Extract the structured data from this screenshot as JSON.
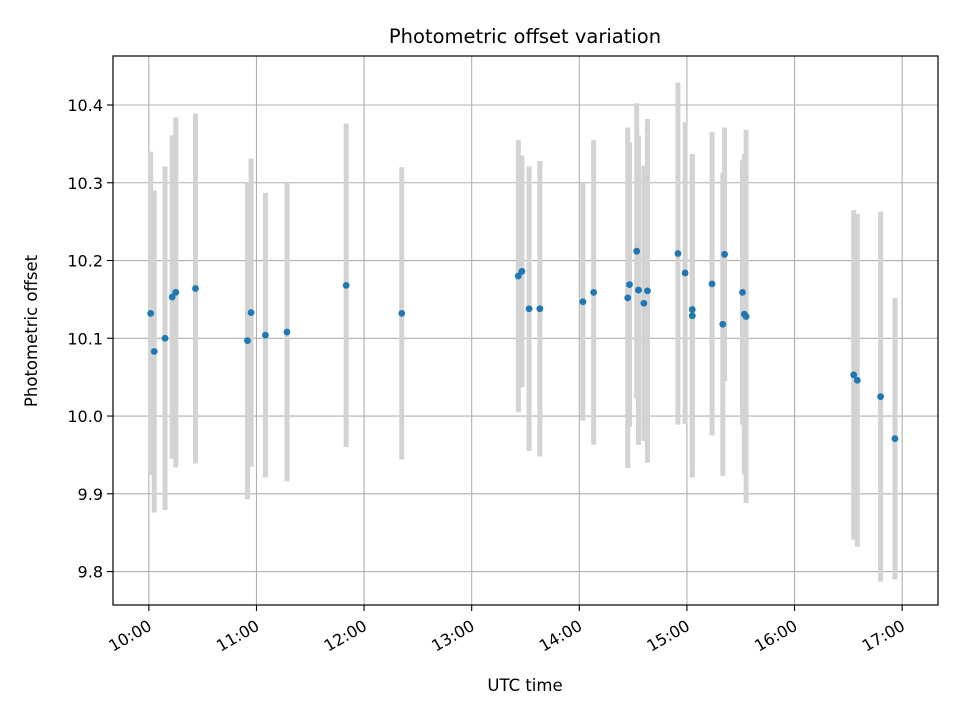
{
  "chart_data": {
    "type": "scatter",
    "title": "Photometric offset variation",
    "xlabel": "UTC time",
    "ylabel": "Photometric offset",
    "x_ticks": [
      "10:00",
      "11:00",
      "12:00",
      "13:00",
      "14:00",
      "15:00",
      "16:00",
      "17:00"
    ],
    "y_ticks": [
      "9.8",
      "9.9",
      "10.0",
      "10.1",
      "10.2",
      "10.3",
      "10.4"
    ],
    "xlim": [
      "09:40",
      "17:20"
    ],
    "ylim": [
      9.757,
      10.463
    ],
    "grid": true,
    "colors": {
      "points": "#1f77b4",
      "errorbars": "#d3d3d3",
      "grid": "#b0b0b0"
    },
    "points": [
      {
        "x": "10:01",
        "y": 10.132,
        "err": 0.208
      },
      {
        "x": "10:03",
        "y": 10.083,
        "err": 0.207
      },
      {
        "x": "10:09",
        "y": 10.1,
        "err": 0.221
      },
      {
        "x": "10:13",
        "y": 10.153,
        "err": 0.208
      },
      {
        "x": "10:15",
        "y": 10.159,
        "err": 0.225
      },
      {
        "x": "10:26",
        "y": 10.164,
        "err": 0.225
      },
      {
        "x": "10:55",
        "y": 10.097,
        "err": 0.204
      },
      {
        "x": "10:57",
        "y": 10.133,
        "err": 0.198
      },
      {
        "x": "11:05",
        "y": 10.104,
        "err": 0.183
      },
      {
        "x": "11:17",
        "y": 10.108,
        "err": 0.192
      },
      {
        "x": "11:50",
        "y": 10.168,
        "err": 0.208
      },
      {
        "x": "12:21",
        "y": 10.132,
        "err": 0.188
      },
      {
        "x": "13:26",
        "y": 10.18,
        "err": 0.175
      },
      {
        "x": "13:28",
        "y": 10.186,
        "err": 0.149
      },
      {
        "x": "13:32",
        "y": 10.138,
        "err": 0.183
      },
      {
        "x": "13:38",
        "y": 10.138,
        "err": 0.19
      },
      {
        "x": "14:02",
        "y": 10.147,
        "err": 0.153
      },
      {
        "x": "14:08",
        "y": 10.159,
        "err": 0.196
      },
      {
        "x": "14:27",
        "y": 10.152,
        "err": 0.219
      },
      {
        "x": "14:28",
        "y": 10.169,
        "err": 0.183
      },
      {
        "x": "14:32",
        "y": 10.212,
        "err": 0.19
      },
      {
        "x": "14:33",
        "y": 10.162,
        "err": 0.199
      },
      {
        "x": "14:36",
        "y": 10.145,
        "err": 0.177
      },
      {
        "x": "14:38",
        "y": 10.161,
        "err": 0.221
      },
      {
        "x": "14:55",
        "y": 10.209,
        "err": 0.22
      },
      {
        "x": "14:59",
        "y": 10.184,
        "err": 0.194
      },
      {
        "x": "15:03",
        "y": 10.137,
        "err": 0.2
      },
      {
        "x": "15:03",
        "y": 10.129,
        "err": 0.208
      },
      {
        "x": "15:14",
        "y": 10.17,
        "err": 0.195
      },
      {
        "x": "15:20",
        "y": 10.118,
        "err": 0.195
      },
      {
        "x": "15:21",
        "y": 10.208,
        "err": 0.163
      },
      {
        "x": "15:31",
        "y": 10.159,
        "err": 0.17
      },
      {
        "x": "15:32",
        "y": 10.131,
        "err": 0.206
      },
      {
        "x": "15:33",
        "y": 10.128,
        "err": 0.24
      },
      {
        "x": "16:33",
        "y": 10.053,
        "err": 0.212
      },
      {
        "x": "16:35",
        "y": 10.046,
        "err": 0.214
      },
      {
        "x": "16:48",
        "y": 10.025,
        "err": 0.238
      },
      {
        "x": "16:56",
        "y": 9.971,
        "err": 0.181
      }
    ]
  }
}
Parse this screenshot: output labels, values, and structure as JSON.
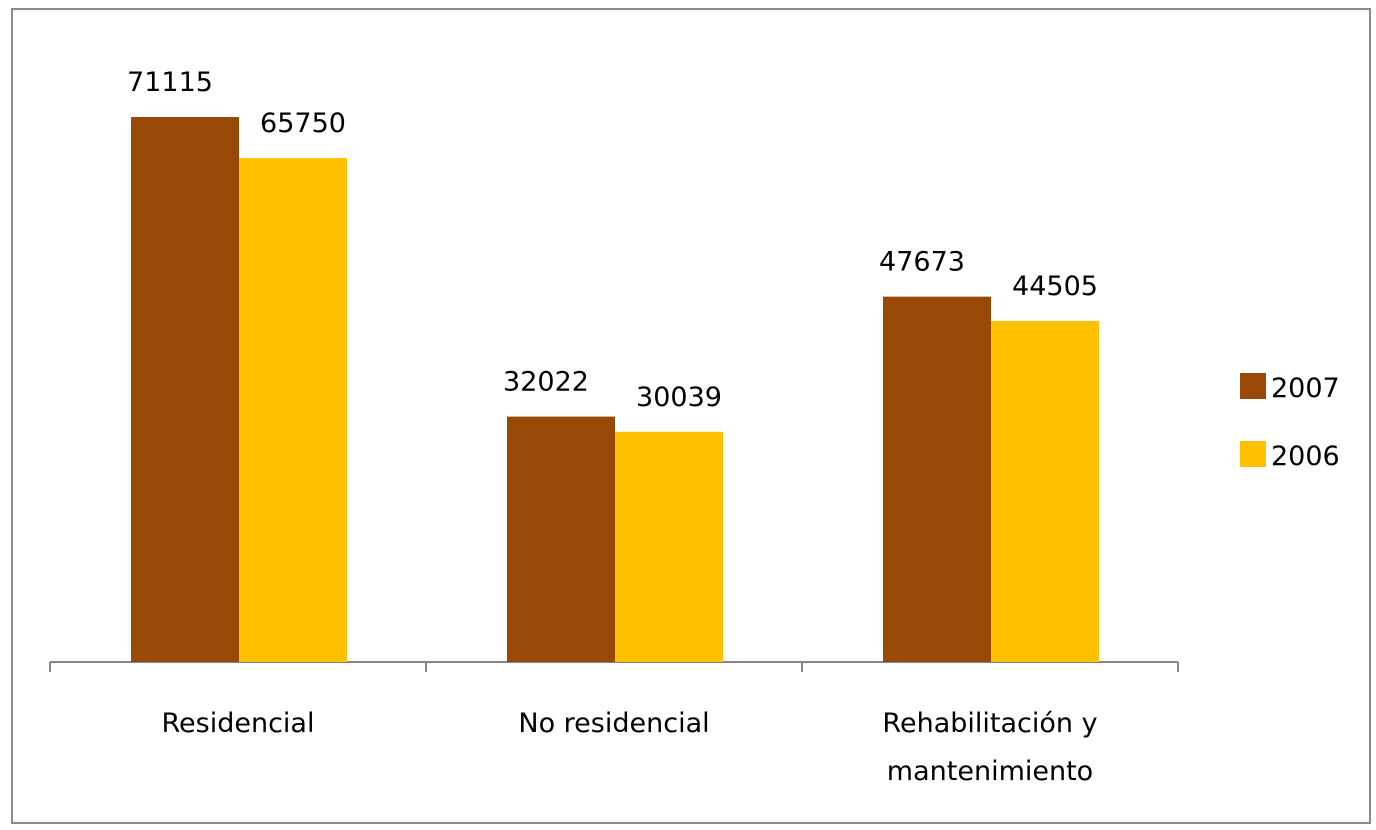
{
  "chart_data": {
    "type": "bar",
    "categories": [
      [
        "Residencial"
      ],
      [
        "No residencial"
      ],
      [
        "Rehabilitación y",
        "mantenimiento"
      ]
    ],
    "series": [
      {
        "name": "2007",
        "color": "#984807",
        "values": [
          71115,
          32022,
          47673
        ],
        "labels": [
          "71115",
          "32022",
          "47673"
        ]
      },
      {
        "name": "2006",
        "color": "#FFC000",
        "values": [
          65750,
          30039,
          44505
        ],
        "labels": [
          "65750",
          "30039",
          "44505"
        ]
      }
    ],
    "title": "",
    "xlabel": "",
    "ylabel": "",
    "ylim": [
      0,
      75000
    ],
    "grid": false,
    "legend": "right"
  }
}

** Your task **
Images in the records should not be copied. Repeat all the rest exactly.

** Response for this exercise **
Extract the structured data from this screenshot as JSON.
{
  "chart_data": {
    "type": "scatter",
    "title": "Photometric offset variation",
    "xlabel": "UTC time",
    "ylabel": "Photometric offset",
    "x_ticks": [
      "10:00",
      "11:00",
      "12:00",
      "13:00",
      "14:00",
      "15:00",
      "16:00",
      "17:00"
    ],
    "y_ticks": [
      "9.8",
      "9.9",
      "10.0",
      "10.1",
      "10.2",
      "10.3",
      "10.4"
    ],
    "xlim": [
      "09:40",
      "17:20"
    ],
    "ylim": [
      9.757,
      10.463
    ],
    "grid": true,
    "colors": {
      "points": "#1f77b4",
      "errorbars": "#d3d3d3",
      "grid": "#b0b0b0"
    },
    "points": [
      {
        "x": "10:01",
        "y": 10.132,
        "err": 0.208
      },
      {
        "x": "10:03",
        "y": 10.083,
        "err": 0.207
      },
      {
        "x": "10:09",
        "y": 10.1,
        "err": 0.221
      },
      {
        "x": "10:13",
        "y": 10.153,
        "err": 0.208
      },
      {
        "x": "10:15",
        "y": 10.159,
        "err": 0.225
      },
      {
        "x": "10:26",
        "y": 10.164,
        "err": 0.225
      },
      {
        "x": "10:55",
        "y": 10.097,
        "err": 0.204
      },
      {
        "x": "10:57",
        "y": 10.133,
        "err": 0.198
      },
      {
        "x": "11:05",
        "y": 10.104,
        "err": 0.183
      },
      {
        "x": "11:17",
        "y": 10.108,
        "err": 0.192
      },
      {
        "x": "11:50",
        "y": 10.168,
        "err": 0.208
      },
      {
        "x": "12:21",
        "y": 10.132,
        "err": 0.188
      },
      {
        "x": "13:26",
        "y": 10.18,
        "err": 0.175
      },
      {
        "x": "13:28",
        "y": 10.186,
        "err": 0.149
      },
      {
        "x": "13:32",
        "y": 10.138,
        "err": 0.183
      },
      {
        "x": "13:38",
        "y": 10.138,
        "err": 0.19
      },
      {
        "x": "14:02",
        "y": 10.147,
        "err": 0.153
      },
      {
        "x": "14:08",
        "y": 10.159,
        "err": 0.196
      },
      {
        "x": "14:27",
        "y": 10.152,
        "err": 0.219
      },
      {
        "x": "14:28",
        "y": 10.169,
        "err": 0.183
      },
      {
        "x": "14:32",
        "y": 10.212,
        "err": 0.19
      },
      {
        "x": "14:33",
        "y": 10.162,
        "err": 0.199
      },
      {
        "x": "14:36",
        "y": 10.145,
        "err": 0.177
      },
      {
        "x": "14:38",
        "y": 10.161,
        "err": 0.221
      },
      {
        "x": "14:55",
        "y": 10.209,
        "err": 0.22
      },
      {
        "x": "14:59",
        "y": 10.184,
        "err": 0.194
      },
      {
        "x": "15:03",
        "y": 10.137,
        "err": 0.2
      },
      {
        "x": "15:03",
        "y": 10.129,
        "err": 0.208
      },
      {
        "x": "15:14",
        "y": 10.17,
        "err": 0.195
      },
      {
        "x": "15:20",
        "y": 10.118,
        "err": 0.195
      },
      {
        "x": "15:21",
        "y": 10.208,
        "err": 0.163
      },
      {
        "x": "15:31",
        "y": 10.159,
        "err": 0.17
      },
      {
        "x": "15:32",
        "y": 10.131,
        "err": 0.206
      },
      {
        "x": "15:33",
        "y": 10.128,
        "err": 0.24
      },
      {
        "x": "16:33",
        "y": 10.053,
        "err": 0.212
      },
      {
        "x": "16:35",
        "y": 10.046,
        "err": 0.214
      },
      {
        "x": "16:48",
        "y": 10.025,
        "err": 0.238
      },
      {
        "x": "16:56",
        "y": 9.971,
        "err": 0.181
      }
    ]
  }
}
Parse this screenshot: output labels, values, and structure as JSON.
{
  "chart_data": {
    "type": "bar",
    "categories": [
      [
        "Residencial"
      ],
      [
        "No residencial"
      ],
      [
        "Rehabilitación y",
        "mantenimiento"
      ]
    ],
    "series": [
      {
        "name": "2007",
        "color": "#984807",
        "values": [
          71115,
          32022,
          47673
        ],
        "labels": [
          "71115",
          "32022",
          "47673"
        ]
      },
      {
        "name": "2006",
        "color": "#FFC000",
        "values": [
          65750,
          30039,
          44505
        ],
        "labels": [
          "65750",
          "30039",
          "44505"
        ]
      }
    ],
    "title": "",
    "xlabel": "",
    "ylabel": "",
    "ylim": [
      0,
      75000
    ],
    "grid": false,
    "legend": "right"
  }
}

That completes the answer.